▸ SHORT EXERCISE
Among the entries, which lines carry the string "JSON"? Copy each of them.

▸ TASK INPUT
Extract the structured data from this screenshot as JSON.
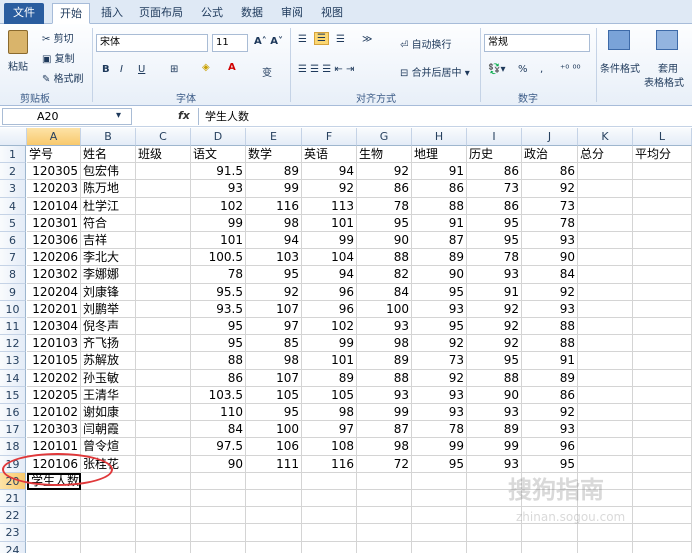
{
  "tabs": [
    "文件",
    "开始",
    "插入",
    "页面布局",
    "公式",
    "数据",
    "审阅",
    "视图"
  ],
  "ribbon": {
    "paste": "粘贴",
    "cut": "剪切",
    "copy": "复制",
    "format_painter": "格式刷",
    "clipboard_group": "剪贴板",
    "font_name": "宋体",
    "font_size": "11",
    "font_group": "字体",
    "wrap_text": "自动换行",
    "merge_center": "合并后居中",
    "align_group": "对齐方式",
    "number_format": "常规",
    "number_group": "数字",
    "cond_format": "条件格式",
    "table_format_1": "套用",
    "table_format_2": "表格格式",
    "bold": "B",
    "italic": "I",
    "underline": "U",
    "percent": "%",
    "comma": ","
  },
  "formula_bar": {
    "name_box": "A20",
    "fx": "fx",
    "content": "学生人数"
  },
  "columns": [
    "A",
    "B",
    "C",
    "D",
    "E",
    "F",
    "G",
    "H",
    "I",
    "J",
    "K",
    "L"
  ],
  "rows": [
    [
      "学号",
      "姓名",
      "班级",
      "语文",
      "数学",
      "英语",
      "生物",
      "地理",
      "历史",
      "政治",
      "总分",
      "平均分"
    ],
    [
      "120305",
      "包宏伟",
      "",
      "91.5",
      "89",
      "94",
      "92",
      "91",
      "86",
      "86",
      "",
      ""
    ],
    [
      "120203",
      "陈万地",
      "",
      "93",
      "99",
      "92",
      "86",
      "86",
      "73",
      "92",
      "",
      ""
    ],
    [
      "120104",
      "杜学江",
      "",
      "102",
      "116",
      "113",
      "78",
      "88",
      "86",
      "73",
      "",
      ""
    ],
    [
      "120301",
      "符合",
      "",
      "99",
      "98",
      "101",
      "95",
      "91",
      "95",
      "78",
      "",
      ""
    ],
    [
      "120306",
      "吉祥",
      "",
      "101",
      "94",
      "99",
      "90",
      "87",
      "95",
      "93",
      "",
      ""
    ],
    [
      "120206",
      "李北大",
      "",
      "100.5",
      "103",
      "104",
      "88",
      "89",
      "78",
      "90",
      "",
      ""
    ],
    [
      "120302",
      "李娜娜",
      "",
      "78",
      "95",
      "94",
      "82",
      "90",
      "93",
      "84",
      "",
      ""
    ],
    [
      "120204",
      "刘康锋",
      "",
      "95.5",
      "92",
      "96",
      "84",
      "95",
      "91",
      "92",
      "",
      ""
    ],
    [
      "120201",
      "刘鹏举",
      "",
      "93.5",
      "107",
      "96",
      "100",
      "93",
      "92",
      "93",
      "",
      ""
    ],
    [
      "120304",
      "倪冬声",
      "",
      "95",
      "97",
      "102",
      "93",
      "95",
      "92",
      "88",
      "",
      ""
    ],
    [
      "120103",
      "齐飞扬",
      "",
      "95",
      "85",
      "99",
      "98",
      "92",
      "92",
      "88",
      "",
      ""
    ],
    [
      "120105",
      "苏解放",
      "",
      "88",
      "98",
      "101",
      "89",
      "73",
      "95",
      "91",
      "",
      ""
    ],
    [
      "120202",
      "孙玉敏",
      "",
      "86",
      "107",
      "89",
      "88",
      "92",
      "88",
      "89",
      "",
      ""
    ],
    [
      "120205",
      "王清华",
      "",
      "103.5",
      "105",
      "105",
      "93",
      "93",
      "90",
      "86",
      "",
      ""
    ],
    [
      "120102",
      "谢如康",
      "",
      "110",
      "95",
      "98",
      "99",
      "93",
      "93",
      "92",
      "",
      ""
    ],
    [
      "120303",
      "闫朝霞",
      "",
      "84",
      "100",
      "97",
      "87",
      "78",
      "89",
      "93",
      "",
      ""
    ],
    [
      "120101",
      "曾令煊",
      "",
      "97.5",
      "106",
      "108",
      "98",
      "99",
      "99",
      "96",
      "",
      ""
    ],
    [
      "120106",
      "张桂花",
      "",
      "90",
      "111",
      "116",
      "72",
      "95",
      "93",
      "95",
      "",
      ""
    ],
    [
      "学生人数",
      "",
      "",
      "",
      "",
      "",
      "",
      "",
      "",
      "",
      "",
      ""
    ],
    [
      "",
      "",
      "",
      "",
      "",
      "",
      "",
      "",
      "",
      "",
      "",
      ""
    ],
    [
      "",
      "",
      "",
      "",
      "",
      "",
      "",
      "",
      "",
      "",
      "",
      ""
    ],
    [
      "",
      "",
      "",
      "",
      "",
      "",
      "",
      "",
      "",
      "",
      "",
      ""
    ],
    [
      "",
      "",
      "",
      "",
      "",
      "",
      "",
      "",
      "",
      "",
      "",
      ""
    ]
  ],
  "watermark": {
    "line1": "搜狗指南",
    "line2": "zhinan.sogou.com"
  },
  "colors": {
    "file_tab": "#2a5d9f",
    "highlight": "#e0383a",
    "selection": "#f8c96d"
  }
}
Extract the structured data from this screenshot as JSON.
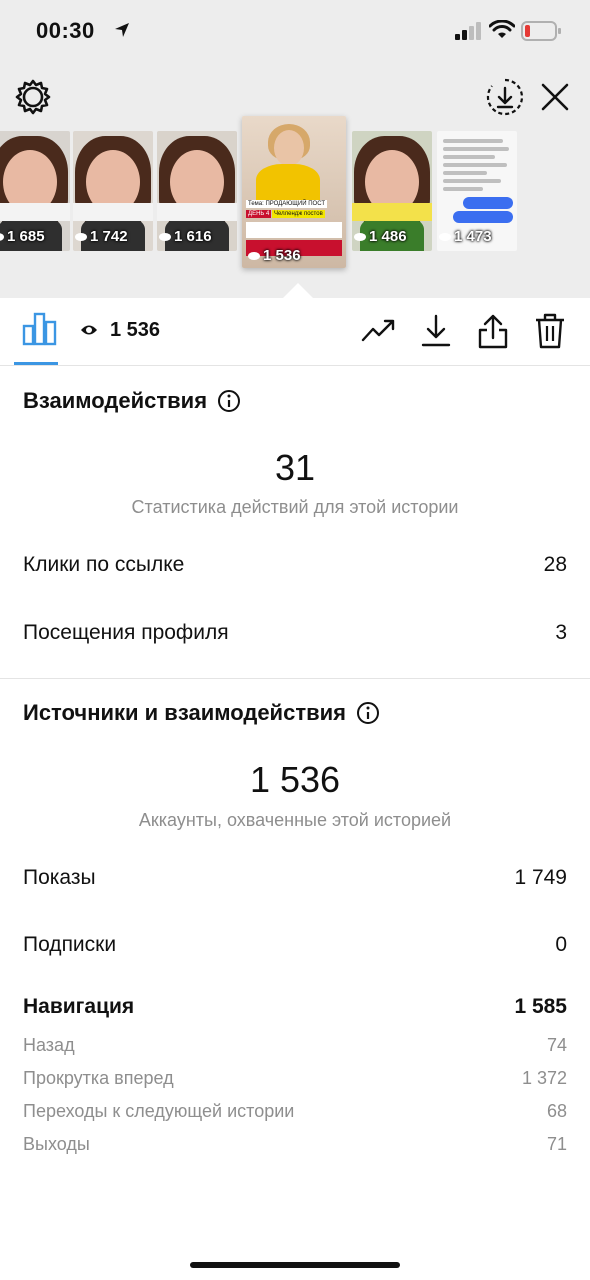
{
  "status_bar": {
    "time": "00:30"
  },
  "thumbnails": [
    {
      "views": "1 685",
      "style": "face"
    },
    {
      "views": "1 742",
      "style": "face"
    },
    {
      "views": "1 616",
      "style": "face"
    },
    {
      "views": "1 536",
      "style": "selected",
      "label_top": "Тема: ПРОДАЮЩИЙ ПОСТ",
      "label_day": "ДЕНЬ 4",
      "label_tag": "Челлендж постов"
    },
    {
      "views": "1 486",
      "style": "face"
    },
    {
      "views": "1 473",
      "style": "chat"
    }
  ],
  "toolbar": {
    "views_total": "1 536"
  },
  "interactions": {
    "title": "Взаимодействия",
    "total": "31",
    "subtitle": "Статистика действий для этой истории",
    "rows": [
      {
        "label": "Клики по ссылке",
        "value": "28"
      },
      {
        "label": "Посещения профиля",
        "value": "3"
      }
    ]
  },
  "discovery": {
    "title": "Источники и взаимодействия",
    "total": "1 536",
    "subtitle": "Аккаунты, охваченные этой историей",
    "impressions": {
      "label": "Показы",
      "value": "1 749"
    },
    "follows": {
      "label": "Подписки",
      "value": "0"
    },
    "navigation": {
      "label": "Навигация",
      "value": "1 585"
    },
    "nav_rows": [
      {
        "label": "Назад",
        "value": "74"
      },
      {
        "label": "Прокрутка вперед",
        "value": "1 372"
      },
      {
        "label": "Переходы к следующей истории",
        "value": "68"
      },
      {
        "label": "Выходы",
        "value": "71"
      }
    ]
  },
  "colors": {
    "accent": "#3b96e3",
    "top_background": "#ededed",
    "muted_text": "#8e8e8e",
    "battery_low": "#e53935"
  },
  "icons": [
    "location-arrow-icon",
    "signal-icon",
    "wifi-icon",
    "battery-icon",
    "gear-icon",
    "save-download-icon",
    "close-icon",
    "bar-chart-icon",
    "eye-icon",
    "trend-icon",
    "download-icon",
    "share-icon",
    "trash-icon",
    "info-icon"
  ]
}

---

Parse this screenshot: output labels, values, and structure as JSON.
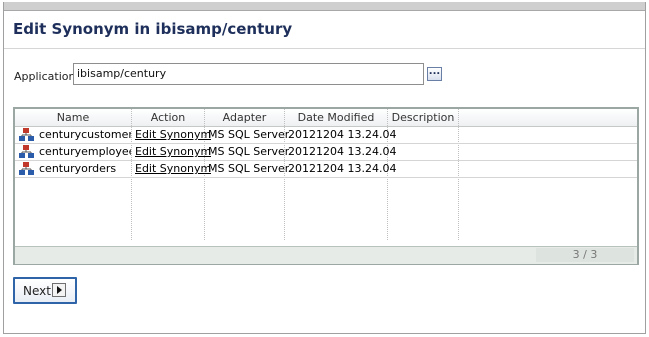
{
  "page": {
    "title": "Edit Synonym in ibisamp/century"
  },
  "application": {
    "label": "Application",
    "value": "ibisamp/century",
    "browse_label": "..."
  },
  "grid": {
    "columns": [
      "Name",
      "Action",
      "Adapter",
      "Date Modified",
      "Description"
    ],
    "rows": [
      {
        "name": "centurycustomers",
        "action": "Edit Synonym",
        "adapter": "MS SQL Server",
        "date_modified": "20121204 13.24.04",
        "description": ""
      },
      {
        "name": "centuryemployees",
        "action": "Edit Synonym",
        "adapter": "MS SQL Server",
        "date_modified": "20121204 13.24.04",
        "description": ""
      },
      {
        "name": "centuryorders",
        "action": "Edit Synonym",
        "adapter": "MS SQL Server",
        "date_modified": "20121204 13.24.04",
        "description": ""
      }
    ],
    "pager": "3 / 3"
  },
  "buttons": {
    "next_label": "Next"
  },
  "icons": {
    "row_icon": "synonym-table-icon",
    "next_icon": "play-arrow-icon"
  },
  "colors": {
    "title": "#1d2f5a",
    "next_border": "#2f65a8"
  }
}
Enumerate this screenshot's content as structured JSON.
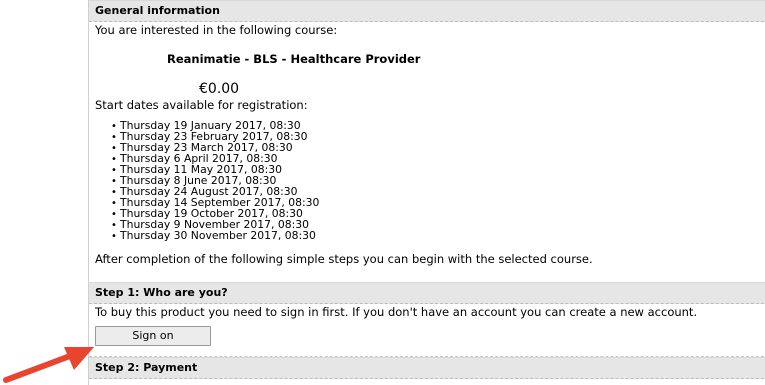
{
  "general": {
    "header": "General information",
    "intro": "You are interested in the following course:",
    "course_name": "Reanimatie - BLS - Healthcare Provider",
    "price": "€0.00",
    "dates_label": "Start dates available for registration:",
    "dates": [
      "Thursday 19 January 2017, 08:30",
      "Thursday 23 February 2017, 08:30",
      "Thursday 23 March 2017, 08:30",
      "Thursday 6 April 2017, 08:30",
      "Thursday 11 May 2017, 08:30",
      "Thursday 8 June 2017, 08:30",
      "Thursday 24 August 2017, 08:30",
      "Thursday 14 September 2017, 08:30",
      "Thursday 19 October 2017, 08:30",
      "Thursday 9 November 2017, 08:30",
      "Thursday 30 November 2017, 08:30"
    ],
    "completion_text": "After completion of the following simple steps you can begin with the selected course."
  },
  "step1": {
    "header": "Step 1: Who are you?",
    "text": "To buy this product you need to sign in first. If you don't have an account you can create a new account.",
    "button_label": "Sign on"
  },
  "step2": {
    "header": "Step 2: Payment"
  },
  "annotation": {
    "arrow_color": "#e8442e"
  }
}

==

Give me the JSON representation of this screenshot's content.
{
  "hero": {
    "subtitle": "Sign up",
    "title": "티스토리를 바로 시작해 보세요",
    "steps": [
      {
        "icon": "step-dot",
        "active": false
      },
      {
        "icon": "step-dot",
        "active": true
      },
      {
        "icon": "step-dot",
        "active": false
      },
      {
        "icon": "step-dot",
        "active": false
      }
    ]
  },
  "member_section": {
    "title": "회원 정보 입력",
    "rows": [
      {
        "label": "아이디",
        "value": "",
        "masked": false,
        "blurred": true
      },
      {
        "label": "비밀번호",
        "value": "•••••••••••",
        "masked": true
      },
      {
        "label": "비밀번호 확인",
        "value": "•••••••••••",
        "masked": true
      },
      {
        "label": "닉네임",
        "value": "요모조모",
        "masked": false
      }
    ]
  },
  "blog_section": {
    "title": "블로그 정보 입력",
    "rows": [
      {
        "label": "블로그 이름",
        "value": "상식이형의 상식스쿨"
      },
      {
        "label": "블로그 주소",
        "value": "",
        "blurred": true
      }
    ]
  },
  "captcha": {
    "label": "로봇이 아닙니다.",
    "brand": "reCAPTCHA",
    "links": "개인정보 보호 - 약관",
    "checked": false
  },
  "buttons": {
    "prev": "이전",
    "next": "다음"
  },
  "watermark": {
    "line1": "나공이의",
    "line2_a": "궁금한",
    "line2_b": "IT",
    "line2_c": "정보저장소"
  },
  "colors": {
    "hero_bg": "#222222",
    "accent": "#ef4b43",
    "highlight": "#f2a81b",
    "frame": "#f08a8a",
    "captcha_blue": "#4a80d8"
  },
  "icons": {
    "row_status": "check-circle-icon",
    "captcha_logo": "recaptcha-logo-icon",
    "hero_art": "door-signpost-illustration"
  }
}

▸ COMPLETED TASK
Extract the structured data from this screenshot as JSON.
Extract the structured data from this screenshot as JSON.
Parse this screenshot: output labels, values, and structure as JSON.
Enumerate this screenshot's content as structured JSON.
Give me the JSON representation of this screenshot's content.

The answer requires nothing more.